■ **REQUEST**:
Could you transcribe every record below exactly as written, leaving out any pictures?

■ **WORKING DATA**:
★ ★ ★ ★ ★ ★ ★

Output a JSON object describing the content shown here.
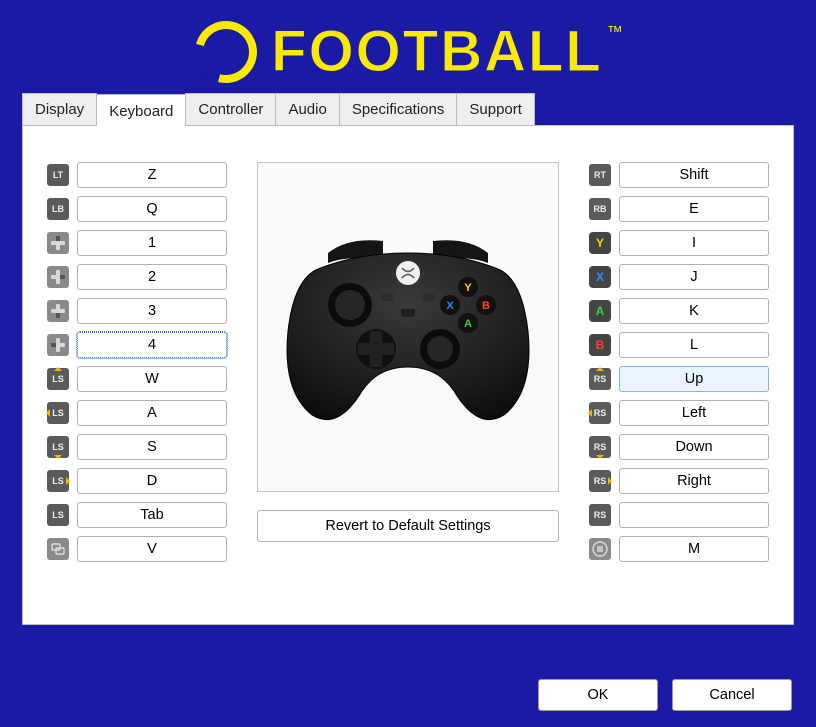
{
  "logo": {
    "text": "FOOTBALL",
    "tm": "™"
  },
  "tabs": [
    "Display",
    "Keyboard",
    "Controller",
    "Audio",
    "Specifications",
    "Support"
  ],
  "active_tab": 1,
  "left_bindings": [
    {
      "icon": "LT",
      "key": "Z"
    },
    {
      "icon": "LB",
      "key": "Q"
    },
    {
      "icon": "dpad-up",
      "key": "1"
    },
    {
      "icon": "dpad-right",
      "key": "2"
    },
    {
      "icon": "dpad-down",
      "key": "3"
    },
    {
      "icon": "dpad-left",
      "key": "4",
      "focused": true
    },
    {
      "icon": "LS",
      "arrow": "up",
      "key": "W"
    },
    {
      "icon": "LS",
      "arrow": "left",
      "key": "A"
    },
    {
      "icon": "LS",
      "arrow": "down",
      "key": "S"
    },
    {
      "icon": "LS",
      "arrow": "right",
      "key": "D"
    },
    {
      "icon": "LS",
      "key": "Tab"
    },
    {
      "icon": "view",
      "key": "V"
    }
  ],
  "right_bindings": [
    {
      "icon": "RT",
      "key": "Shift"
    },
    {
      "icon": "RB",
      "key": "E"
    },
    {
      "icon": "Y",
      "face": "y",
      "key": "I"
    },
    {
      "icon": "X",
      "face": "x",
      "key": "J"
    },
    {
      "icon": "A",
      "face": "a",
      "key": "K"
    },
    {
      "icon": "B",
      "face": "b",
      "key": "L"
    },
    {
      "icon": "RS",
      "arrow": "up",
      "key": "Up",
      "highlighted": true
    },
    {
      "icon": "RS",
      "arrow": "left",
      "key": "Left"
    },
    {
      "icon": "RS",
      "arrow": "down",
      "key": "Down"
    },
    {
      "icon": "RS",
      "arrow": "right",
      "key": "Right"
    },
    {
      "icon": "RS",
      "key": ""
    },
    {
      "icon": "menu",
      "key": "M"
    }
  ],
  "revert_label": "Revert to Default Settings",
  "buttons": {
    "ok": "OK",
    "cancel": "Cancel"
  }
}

★ ★ ★ ★ ★ ★ ★

■ **TASK SOLUTION**:
Output a JSON object describing the content shown here.
{
  "logo": {
    "text": "FOOTBALL",
    "tm": "™"
  },
  "tabs": [
    "Display",
    "Keyboard",
    "Controller",
    "Audio",
    "Specifications",
    "Support"
  ],
  "active_tab": 1,
  "left_bindings": [
    {
      "icon": "LT",
      "key": "Z"
    },
    {
      "icon": "LB",
      "key": "Q"
    },
    {
      "icon": "dpad-up",
      "key": "1"
    },
    {
      "icon": "dpad-right",
      "key": "2"
    },
    {
      "icon": "dpad-down",
      "key": "3"
    },
    {
      "icon": "dpad-left",
      "key": "4",
      "focused": true
    },
    {
      "icon": "LS",
      "arrow": "up",
      "key": "W"
    },
    {
      "icon": "LS",
      "arrow": "left",
      "key": "A"
    },
    {
      "icon": "LS",
      "arrow": "down",
      "key": "S"
    },
    {
      "icon": "LS",
      "arrow": "right",
      "key": "D"
    },
    {
      "icon": "LS",
      "key": "Tab"
    },
    {
      "icon": "view",
      "key": "V"
    }
  ],
  "right_bindings": [
    {
      "icon": "RT",
      "key": "Shift"
    },
    {
      "icon": "RB",
      "key": "E"
    },
    {
      "icon": "Y",
      "face": "y",
      "key": "I"
    },
    {
      "icon": "X",
      "face": "x",
      "key": "J"
    },
    {
      "icon": "A",
      "face": "a",
      "key": "K"
    },
    {
      "icon": "B",
      "face": "b",
      "key": "L"
    },
    {
      "icon": "RS",
      "arrow": "up",
      "key": "Up",
      "highlighted": true
    },
    {
      "icon": "RS",
      "arrow": "left",
      "key": "Left"
    },
    {
      "icon": "RS",
      "arrow": "down",
      "key": "Down"
    },
    {
      "icon": "RS",
      "arrow": "right",
      "key": "Right"
    },
    {
      "icon": "RS",
      "key": ""
    },
    {
      "icon": "menu",
      "key": "M"
    }
  ],
  "revert_label": "Revert to Default Settings",
  "buttons": {
    "ok": "OK",
    "cancel": "Cancel"
  }
}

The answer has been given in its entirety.